Exercise aim:
Transcribe the full listing below exactly.

--- BEGIN Provided material ---

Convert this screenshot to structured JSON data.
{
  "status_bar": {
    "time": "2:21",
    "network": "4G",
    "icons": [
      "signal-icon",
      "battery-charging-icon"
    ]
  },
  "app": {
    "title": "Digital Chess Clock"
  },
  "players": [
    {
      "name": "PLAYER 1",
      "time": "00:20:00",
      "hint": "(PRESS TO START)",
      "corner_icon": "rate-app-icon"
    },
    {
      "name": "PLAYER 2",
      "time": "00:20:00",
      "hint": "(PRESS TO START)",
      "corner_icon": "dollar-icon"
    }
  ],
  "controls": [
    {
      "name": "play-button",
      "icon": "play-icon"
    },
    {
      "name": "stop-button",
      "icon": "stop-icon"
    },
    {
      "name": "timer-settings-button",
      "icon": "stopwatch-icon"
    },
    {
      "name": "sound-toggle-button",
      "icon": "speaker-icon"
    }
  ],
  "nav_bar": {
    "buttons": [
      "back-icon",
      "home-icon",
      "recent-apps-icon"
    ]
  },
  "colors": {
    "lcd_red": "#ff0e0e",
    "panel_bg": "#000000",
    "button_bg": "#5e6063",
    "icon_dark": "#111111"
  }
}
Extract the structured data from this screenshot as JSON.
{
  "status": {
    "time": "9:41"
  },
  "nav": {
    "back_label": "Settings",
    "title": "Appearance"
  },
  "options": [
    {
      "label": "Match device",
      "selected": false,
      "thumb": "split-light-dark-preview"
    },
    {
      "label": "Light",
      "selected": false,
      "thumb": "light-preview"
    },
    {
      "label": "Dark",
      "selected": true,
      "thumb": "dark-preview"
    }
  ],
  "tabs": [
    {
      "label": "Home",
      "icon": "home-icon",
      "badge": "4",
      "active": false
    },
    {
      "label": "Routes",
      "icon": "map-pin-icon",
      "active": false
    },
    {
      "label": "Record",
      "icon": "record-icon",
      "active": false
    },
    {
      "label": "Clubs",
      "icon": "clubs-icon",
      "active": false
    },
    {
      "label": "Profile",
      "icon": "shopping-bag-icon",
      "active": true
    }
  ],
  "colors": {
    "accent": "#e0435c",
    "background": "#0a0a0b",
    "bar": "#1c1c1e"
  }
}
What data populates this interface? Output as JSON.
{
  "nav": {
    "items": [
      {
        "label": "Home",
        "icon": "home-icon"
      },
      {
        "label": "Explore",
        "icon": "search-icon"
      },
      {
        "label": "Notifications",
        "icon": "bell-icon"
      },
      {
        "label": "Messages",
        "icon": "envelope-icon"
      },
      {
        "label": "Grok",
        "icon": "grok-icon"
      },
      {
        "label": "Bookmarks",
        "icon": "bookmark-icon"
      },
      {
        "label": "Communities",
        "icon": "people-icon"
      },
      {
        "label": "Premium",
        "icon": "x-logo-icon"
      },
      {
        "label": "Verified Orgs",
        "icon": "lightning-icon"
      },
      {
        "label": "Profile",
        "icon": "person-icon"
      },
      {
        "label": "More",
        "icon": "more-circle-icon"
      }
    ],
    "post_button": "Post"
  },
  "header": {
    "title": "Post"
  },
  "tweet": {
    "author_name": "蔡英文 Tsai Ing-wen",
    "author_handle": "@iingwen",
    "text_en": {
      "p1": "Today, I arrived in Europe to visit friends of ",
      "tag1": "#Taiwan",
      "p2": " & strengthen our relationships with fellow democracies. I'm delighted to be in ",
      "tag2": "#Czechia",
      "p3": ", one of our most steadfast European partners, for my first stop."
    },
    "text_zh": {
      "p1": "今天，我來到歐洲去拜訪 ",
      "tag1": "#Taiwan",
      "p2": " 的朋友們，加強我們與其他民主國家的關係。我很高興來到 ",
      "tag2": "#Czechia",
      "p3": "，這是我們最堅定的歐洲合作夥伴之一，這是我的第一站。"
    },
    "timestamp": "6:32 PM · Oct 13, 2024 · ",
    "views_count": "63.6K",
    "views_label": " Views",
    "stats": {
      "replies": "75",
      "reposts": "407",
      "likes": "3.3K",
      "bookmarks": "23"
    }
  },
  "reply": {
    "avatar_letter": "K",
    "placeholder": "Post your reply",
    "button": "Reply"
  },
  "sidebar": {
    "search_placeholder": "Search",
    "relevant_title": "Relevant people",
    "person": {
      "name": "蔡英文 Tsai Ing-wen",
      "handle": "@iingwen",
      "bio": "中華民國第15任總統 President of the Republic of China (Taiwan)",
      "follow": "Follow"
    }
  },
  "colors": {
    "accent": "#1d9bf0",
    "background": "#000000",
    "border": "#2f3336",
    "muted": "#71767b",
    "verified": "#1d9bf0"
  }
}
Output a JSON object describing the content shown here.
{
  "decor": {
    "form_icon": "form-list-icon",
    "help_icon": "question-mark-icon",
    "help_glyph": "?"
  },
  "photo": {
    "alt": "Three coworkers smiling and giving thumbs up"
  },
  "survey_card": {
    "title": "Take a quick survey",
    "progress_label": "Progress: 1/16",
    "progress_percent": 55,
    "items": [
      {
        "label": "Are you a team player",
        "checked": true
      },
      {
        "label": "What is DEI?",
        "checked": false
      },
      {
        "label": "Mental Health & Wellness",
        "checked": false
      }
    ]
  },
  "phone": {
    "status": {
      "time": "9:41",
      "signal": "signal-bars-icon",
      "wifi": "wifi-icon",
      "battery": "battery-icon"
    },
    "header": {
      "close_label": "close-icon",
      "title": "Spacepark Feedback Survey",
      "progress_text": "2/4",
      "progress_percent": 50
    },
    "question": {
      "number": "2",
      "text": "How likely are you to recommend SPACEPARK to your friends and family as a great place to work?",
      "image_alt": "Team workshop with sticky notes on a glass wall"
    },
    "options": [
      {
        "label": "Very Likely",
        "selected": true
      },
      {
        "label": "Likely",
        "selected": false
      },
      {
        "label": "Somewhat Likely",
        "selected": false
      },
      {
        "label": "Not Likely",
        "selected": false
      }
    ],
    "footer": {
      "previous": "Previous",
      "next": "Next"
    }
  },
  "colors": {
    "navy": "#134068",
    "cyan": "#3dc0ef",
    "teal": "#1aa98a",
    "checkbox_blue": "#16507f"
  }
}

--- END Provided material ---

Solution:
Convert this screenshot to structured JSON data.
{
  "status_bar": {
    "time": "2:21",
    "network": "4G",
    "icons": [
      "signal-icon",
      "battery-charging-icon"
    ]
  },
  "app": {
    "title": "Digital Chess Clock"
  },
  "players": [
    {
      "name": "PLAYER 1",
      "time": "00:20:00",
      "hint": "(PRESS TO START)",
      "corner_icon": "rate-app-icon"
    },
    {
      "name": "PLAYER 2",
      "time": "00:20:00",
      "hint": "(PRESS TO START)",
      "corner_icon": "dollar-icon"
    }
  ],
  "controls": [
    {
      "name": "play-button",
      "icon": "play-icon"
    },
    {
      "name": "stop-button",
      "icon": "stop-icon"
    },
    {
      "name": "timer-settings-button",
      "icon": "stopwatch-icon"
    },
    {
      "name": "sound-toggle-button",
      "icon": "speaker-icon"
    }
  ],
  "nav_bar": {
    "buttons": [
      "back-icon",
      "home-icon",
      "recent-apps-icon"
    ]
  },
  "colors": {
    "lcd_red": "#ff0e0e",
    "panel_bg": "#000000",
    "button_bg": "#5e6063",
    "icon_dark": "#111111"
  }
}
Extract the structured data from this screenshot as JSON.
{
  "status": {
    "time": "9:41"
  },
  "nav": {
    "back_label": "Settings",
    "title": "Appearance"
  },
  "options": [
    {
      "label": "Match device",
      "selected": false,
      "thumb": "split-light-dark-preview"
    },
    {
      "label": "Light",
      "selected": false,
      "thumb": "light-preview"
    },
    {
      "label": "Dark",
      "selected": true,
      "thumb": "dark-preview"
    }
  ],
  "tabs": [
    {
      "label": "Home",
      "icon": "home-icon",
      "badge": "4",
      "active": false
    },
    {
      "label": "Routes",
      "icon": "map-pin-icon",
      "active": false
    },
    {
      "label": "Record",
      "icon": "record-icon",
      "active": false
    },
    {
      "label": "Clubs",
      "icon": "clubs-icon",
      "active": false
    },
    {
      "label": "Profile",
      "icon": "shopping-bag-icon",
      "active": true
    }
  ],
  "colors": {
    "accent": "#e0435c",
    "background": "#0a0a0b",
    "bar": "#1c1c1e"
  }
}
What data populates this interface? Output as JSON.
{
  "nav": {
    "items": [
      {
        "label": "Home",
        "icon": "home-icon"
      },
      {
        "label": "Explore",
        "icon": "search-icon"
      },
      {
        "label": "Notifications",
        "icon": "bell-icon"
      },
      {
        "label": "Messages",
        "icon": "envelope-icon"
      },
      {
        "label": "Grok",
        "icon": "grok-icon"
      },
      {
        "label": "Bookmarks",
        "icon": "bookmark-icon"
      },
      {
        "label": "Communities",
        "icon": "people-icon"
      },
      {
        "label": "Premium",
        "icon": "x-logo-icon"
      },
      {
        "label": "Verified Orgs",
        "icon": "lightning-icon"
      },
      {
        "label": "Profile",
        "icon": "person-icon"
      },
      {
        "label": "More",
        "icon": "more-circle-icon"
      }
    ],
    "post_button": "Post"
  },
  "header": {
    "title": "Post"
  },
  "tweet": {
    "author_name": "蔡英文 Tsai Ing-wen",
    "author_handle": "@iingwen",
    "text_en": {
      "p1": "Today, I arrived in Europe to visit friends of ",
      "tag1": "#Taiwan",
      "p2": " & strengthen our relationships with fellow democracies. I'm delighted to be in ",
      "tag2": "#Czechia",
      "p3": ", one of our most steadfast European partners, for my first stop."
    },
    "text_zh": {
      "p1": "今天，我來到歐洲去拜訪 ",
      "tag1": "#Taiwan",
      "p2": " 的朋友們，加強我們與其他民主國家的關係。我很高興來到 ",
      "tag2": "#Czechia",
      "p3": "，這是我們最堅定的歐洲合作夥伴之一，這是我的第一站。"
    },
    "timestamp": "6:32 PM · Oct 13, 2024 · ",
    "views_count": "63.6K",
    "views_label": " Views",
    "stats": {
      "replies": "75",
      "reposts": "407",
      "likes": "3.3K",
      "bookmarks": "23"
    }
  },
  "reply": {
    "avatar_letter": "K",
    "placeholder": "Post your reply",
    "button": "Reply"
  },
  "sidebar": {
    "search_placeholder": "Search",
    "relevant_title": "Relevant people",
    "person": {
      "name": "蔡英文 Tsai Ing-wen",
      "handle": "@iingwen",
      "bio": "中華民國第15任總統 President of the Republic of China (Taiwan)",
      "follow": "Follow"
    }
  },
  "colors": {
    "accent": "#1d9bf0",
    "background": "#000000",
    "border": "#2f3336",
    "muted": "#71767b",
    "verified": "#1d9bf0"
  }
}
Output a JSON object describing the content shown here.
{
  "decor": {
    "form_icon": "form-list-icon",
    "help_icon": "question-mark-icon",
    "help_glyph": "?"
  },
  "photo": {
    "alt": "Three coworkers smiling and giving thumbs up"
  },
  "survey_card": {
    "title": "Take a quick survey",
    "progress_label": "Progress: 1/16",
    "progress_percent": 55,
    "items": [
      {
        "label": "Are you a team player",
        "checked": true
      },
      {
        "label": "What is DEI?",
        "checked": false
      },
      {
        "label": "Mental Health & Wellness",
        "checked": false
      }
    ]
  },
  "phone": {
    "status": {
      "time": "9:41",
      "signal": "signal-bars-icon",
      "wifi": "wifi-icon",
      "battery": "battery-icon"
    },
    "header": {
      "close_label": "close-icon",
      "title": "Spacepark Feedback Survey",
      "progress_text": "2/4",
      "progress_percent": 50
    },
    "question": {
      "number": "2",
      "text": "How likely are you to recommend SPACEPARK to your friends and family as a great place to work?",
      "image_alt": "Team workshop with sticky notes on a glass wall"
    },
    "options": [
      {
        "label": "Very Likely",
        "selected": true
      },
      {
        "label": "Likely",
        "selected": false
      },
      {
        "label": "Somewhat Likely",
        "selected": false
      },
      {
        "label": "Not Likely",
        "selected": false
      }
    ],
    "footer": {
      "previous": "Previous",
      "next": "Next"
    }
  },
  "colors": {
    "navy": "#134068",
    "cyan": "#3dc0ef",
    "teal": "#1aa98a",
    "checkbox_blue": "#16507f"
  }
}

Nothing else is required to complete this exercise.